■ To be done
Find each line with the word "FLOW" and copy it.

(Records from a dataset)
--*--

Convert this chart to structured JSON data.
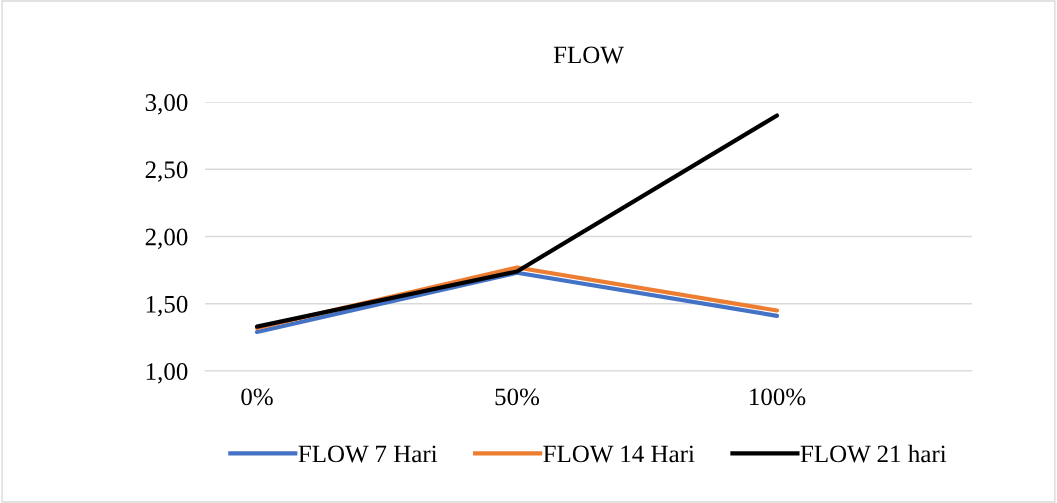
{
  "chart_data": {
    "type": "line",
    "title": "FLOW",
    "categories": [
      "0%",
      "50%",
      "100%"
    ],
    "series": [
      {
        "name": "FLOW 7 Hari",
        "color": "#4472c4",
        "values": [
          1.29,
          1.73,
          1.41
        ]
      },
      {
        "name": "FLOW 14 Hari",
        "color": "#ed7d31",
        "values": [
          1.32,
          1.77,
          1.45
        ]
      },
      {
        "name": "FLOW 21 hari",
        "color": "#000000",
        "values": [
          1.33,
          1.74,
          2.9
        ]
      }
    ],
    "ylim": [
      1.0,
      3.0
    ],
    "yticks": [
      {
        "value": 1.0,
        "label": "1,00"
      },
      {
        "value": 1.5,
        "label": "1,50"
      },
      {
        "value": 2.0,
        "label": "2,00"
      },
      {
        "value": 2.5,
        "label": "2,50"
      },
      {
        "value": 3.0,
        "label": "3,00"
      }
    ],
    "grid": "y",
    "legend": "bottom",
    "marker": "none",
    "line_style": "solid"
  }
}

--*--

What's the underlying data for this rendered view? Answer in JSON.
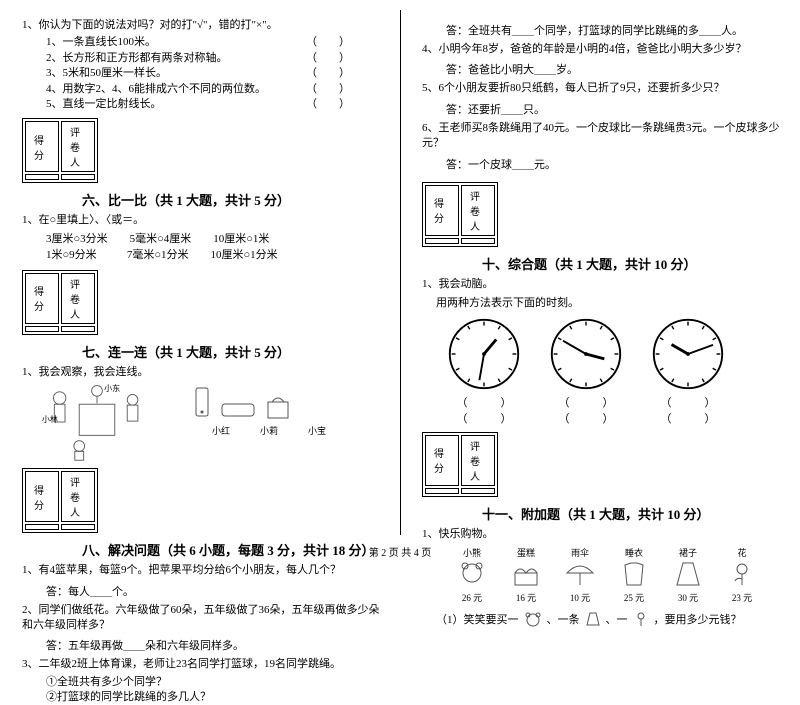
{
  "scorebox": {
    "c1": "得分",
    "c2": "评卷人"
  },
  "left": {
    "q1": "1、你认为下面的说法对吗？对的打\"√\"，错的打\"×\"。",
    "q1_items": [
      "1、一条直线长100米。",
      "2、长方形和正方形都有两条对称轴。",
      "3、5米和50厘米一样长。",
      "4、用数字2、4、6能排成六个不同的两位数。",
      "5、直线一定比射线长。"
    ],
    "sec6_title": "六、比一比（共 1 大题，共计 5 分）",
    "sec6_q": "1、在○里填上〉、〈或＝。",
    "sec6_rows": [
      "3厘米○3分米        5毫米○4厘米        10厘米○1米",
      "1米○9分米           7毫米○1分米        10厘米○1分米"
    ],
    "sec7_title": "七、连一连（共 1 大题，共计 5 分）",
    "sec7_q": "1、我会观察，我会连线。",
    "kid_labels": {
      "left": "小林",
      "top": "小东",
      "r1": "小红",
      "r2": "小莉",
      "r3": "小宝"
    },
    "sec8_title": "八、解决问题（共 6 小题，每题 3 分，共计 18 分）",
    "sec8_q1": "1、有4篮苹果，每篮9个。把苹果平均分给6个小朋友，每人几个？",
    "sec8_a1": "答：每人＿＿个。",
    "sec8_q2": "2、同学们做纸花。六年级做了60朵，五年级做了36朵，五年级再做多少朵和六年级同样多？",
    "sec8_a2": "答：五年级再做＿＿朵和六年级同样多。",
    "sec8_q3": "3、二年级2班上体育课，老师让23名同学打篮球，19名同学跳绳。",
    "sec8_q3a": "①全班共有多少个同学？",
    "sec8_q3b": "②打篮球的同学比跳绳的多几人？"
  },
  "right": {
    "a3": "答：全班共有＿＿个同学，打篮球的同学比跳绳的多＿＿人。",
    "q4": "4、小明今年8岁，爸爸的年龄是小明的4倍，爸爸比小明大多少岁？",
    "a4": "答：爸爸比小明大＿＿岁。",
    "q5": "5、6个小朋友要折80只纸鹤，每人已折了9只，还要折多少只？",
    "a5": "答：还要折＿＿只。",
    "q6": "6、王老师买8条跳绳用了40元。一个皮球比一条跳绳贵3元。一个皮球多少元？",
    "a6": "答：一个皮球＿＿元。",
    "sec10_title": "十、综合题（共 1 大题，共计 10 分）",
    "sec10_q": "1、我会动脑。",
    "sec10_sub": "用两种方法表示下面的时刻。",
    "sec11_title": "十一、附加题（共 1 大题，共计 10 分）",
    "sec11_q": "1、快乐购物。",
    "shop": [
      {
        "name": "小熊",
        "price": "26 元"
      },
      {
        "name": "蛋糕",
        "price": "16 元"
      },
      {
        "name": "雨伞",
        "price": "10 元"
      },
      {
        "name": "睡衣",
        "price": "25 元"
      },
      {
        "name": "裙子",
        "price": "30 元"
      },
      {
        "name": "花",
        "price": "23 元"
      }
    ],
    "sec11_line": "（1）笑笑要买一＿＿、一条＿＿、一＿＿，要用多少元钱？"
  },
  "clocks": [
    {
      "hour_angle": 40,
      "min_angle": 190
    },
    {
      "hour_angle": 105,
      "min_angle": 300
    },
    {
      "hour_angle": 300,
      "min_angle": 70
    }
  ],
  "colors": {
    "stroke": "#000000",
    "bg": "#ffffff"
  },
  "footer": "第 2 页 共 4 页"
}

--*--

■ Result
    "title": "FLOW",
        "name": "FLOW 7 Hari",
        "name": "FLOW 14 Hari",
        "name": "FLOW 21 hari",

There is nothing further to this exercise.